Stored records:
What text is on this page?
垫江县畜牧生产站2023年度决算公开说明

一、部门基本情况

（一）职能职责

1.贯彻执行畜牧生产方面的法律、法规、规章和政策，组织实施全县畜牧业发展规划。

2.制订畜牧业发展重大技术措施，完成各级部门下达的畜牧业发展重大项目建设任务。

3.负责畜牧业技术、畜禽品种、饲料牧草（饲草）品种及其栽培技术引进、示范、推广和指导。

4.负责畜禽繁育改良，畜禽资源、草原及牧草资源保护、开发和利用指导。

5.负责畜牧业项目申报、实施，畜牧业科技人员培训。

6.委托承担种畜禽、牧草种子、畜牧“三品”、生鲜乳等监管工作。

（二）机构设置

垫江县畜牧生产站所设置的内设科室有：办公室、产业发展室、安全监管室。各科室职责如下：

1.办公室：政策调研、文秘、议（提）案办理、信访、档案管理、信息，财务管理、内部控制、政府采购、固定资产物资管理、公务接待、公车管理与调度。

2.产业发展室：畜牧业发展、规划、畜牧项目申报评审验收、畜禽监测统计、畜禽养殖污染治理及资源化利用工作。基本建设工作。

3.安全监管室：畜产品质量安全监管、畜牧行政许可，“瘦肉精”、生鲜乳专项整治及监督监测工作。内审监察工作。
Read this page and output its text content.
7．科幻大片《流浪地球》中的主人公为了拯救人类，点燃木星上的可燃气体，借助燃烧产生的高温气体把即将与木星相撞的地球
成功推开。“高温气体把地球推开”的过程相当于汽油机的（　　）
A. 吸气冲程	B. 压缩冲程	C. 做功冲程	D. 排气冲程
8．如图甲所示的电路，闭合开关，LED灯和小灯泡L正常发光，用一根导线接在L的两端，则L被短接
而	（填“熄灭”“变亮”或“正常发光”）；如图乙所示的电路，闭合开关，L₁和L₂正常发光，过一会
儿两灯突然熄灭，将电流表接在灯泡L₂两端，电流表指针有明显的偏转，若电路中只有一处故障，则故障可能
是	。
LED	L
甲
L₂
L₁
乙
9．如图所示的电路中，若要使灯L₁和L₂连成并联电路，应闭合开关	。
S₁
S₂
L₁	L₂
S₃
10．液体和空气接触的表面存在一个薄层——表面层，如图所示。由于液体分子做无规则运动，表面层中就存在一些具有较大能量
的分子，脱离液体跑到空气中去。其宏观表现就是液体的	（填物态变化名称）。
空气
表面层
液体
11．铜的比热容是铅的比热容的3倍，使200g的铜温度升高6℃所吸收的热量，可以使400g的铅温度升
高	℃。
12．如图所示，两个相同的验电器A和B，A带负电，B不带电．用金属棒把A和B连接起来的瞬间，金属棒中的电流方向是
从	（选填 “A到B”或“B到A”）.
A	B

**Problem to solve**
Extract every line above exactly as it stands.

**Written solution**
What text is on this page?
垫江县畜牧生产站2023年度决算公开说明

一、部门基本情况

（一）职能职责

1.贯彻执行畜牧生产方面的法律、法规、规章和政策，组织实施全县畜牧业发展规划。

2.制订畜牧业发展重大技术措施，完成各级部门下达的畜牧业发展重大项目建设任务。

3.负责畜牧业技术、畜禽品种、饲料牧草（饲草）品种及其栽培技术引进、示范、推广和指导。

4.负责畜禽繁育改良，畜禽资源、草原及牧草资源保护、开发和利用指导。

5.负责畜牧业项目申报、实施，畜牧业科技人员培训。

6.委托承担种畜禽、牧草种子、畜牧“三品”、生鲜乳等监管工作。

（二）机构设置

垫江县畜牧生产站所设置的内设科室有：办公室、产业发展室、安全监管室。各科室职责如下：

1.办公室：政策调研、文秘、议（提）案办理、信访、档案管理、信息，财务管理、内部控制、政府采购、固定资产物资管理、公务接待、公车管理与调度。

2.产业发展室：畜牧业发展、规划、畜牧项目申报评审验收、畜禽监测统计、畜禽养殖污染治理及资源化利用工作。基本建设工作。

3.安全监管室：畜产品质量安全监管、畜牧行政许可，“瘦肉精”、生鲜乳专项整治及监督监测工作。内审监察工作。
Read this page and output its text content.
7．科幻大片《流浪地球》中的主人公为了拯救人类，点燃木星上的可燃气体，借助燃烧产生的高温气体把即将与木星相撞的地球
成功推开。“高温气体把地球推开”的过程相当于汽油机的（　　）
A. 吸气冲程	B. 压缩冲程	C. 做功冲程	D. 排气冲程
8．如图甲所示的电路，闭合开关，LED灯和小灯泡L正常发光，用一根导线接在L的两端，则L被短接
而	（填“熄灭”“变亮”或“正常发光”）；如图乙所示的电路，闭合开关，L₁和L₂正常发光，过一会
儿两灯突然熄灭，将电流表接在灯泡L₂两端，电流表指针有明显的偏转，若电路中只有一处故障，则故障可能
是	。
LED	L
甲
L₂
L₁
乙
9．如图所示的电路中，若要使灯L₁和L₂连成并联电路，应闭合开关	。
S₁
S₂
L₁	L₂
S₃
10．液体和空气接触的表面存在一个薄层——表面层，如图所示。由于液体分子做无规则运动，表面层中就存在一些具有较大能量
的分子，脱离液体跑到空气中去。其宏观表现就是液体的	（填物态变化名称）。
空气
表面层
液体
11．铜的比热容是铅的比热容的3倍，使200g的铜温度升高6℃所吸收的热量，可以使400g的铅温度升
高	℃。
12．如图所示，两个相同的验电器A和B，A带负电，B不带电．用金属棒把A和B连接起来的瞬间，金属棒中的电流方向是
从	（选填 “A到B”或“B到A”）.
A	B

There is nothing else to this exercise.